Aim of the exercise ::
Examine the material below. Gather every line in which the string "Bakterien" appears.
━━━━━ Stored data
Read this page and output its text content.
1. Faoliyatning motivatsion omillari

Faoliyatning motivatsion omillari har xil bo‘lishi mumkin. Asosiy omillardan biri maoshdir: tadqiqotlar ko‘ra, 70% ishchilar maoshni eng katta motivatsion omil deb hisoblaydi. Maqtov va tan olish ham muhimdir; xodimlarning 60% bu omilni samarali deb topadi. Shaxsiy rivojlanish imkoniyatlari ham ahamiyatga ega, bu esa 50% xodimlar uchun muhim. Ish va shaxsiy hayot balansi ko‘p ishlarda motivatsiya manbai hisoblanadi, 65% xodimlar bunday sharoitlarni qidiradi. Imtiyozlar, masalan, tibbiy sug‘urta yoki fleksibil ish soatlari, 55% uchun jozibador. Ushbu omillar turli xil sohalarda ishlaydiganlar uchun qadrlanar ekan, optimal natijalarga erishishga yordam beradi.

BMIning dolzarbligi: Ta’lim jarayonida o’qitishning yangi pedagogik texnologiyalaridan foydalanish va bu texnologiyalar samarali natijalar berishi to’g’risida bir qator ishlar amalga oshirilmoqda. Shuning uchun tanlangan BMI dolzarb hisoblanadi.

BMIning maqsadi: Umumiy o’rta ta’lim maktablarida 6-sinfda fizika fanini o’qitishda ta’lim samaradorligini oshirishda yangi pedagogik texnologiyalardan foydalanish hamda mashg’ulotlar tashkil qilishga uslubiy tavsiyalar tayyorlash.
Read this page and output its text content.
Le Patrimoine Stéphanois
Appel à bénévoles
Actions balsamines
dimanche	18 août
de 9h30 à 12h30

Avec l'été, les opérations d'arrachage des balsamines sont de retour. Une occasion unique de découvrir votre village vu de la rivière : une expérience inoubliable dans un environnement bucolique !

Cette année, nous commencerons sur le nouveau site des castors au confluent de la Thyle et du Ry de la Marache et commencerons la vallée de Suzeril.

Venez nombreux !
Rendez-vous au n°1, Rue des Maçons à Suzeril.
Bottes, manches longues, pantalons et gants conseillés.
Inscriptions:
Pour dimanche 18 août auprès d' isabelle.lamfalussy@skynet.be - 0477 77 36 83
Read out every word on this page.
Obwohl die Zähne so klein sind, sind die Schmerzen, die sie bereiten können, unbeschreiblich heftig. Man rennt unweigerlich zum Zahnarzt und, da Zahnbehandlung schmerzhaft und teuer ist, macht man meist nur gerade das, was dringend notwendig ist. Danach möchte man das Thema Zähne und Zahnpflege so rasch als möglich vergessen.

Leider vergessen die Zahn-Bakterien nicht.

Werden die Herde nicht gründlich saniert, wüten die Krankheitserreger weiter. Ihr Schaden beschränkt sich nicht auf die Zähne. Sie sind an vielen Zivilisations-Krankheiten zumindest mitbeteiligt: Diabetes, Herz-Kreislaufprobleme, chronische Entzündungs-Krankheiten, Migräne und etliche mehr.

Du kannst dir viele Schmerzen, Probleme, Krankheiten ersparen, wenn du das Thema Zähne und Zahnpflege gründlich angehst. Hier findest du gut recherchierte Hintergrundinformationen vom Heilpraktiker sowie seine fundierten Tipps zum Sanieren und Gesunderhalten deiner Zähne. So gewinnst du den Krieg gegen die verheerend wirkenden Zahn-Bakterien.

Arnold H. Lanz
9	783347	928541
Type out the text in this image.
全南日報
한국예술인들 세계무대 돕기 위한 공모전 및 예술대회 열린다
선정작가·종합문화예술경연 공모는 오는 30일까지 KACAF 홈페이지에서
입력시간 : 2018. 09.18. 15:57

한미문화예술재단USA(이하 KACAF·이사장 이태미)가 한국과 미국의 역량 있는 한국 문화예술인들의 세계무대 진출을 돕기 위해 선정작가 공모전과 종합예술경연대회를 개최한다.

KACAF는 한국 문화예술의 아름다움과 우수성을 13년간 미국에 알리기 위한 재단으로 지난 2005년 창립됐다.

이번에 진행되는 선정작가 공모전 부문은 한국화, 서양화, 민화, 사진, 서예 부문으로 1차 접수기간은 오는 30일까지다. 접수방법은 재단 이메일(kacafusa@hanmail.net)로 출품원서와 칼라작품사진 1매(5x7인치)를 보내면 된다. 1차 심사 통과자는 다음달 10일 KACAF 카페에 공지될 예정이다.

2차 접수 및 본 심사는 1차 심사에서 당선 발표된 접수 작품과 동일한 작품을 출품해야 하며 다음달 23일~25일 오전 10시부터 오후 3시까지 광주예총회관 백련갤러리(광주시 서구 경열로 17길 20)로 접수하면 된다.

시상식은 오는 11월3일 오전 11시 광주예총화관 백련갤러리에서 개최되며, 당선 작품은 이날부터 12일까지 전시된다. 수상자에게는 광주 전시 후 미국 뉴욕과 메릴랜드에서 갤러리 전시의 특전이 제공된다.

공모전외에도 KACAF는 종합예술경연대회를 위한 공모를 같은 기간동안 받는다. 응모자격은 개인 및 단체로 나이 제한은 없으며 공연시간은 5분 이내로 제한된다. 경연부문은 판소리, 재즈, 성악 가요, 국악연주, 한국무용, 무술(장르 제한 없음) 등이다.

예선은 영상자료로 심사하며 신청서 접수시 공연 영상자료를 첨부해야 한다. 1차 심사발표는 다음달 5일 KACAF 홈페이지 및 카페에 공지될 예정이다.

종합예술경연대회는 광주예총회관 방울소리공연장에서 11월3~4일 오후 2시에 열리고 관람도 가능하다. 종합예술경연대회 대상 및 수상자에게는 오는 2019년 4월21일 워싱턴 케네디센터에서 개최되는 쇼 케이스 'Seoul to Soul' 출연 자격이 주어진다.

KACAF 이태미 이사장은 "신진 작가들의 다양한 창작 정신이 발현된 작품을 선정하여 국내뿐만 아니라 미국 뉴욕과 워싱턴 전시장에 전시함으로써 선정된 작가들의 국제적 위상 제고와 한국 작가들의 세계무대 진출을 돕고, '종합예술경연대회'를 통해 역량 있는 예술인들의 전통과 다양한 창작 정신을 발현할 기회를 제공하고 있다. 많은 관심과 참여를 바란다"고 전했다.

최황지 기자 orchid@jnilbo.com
━━━━━━━━━━
Exercise answer ::
Leider vergessen die Zahn-Bakterien nicht.
Du kannst dir viele Schmerzen, Probleme, Krankheiten ersparen, wenn du das Thema Zähne und Zahnpflege gründlich angehst. Hier findest du gut recherchierte Hintergrundinformationen vom Heilpraktiker sowie seine fundierten Tipps zum Sanieren und Gesunderhalten deiner Zähne. So gewinnst du den Krieg gegen die verheerend wirkenden Zahn-Bakterien.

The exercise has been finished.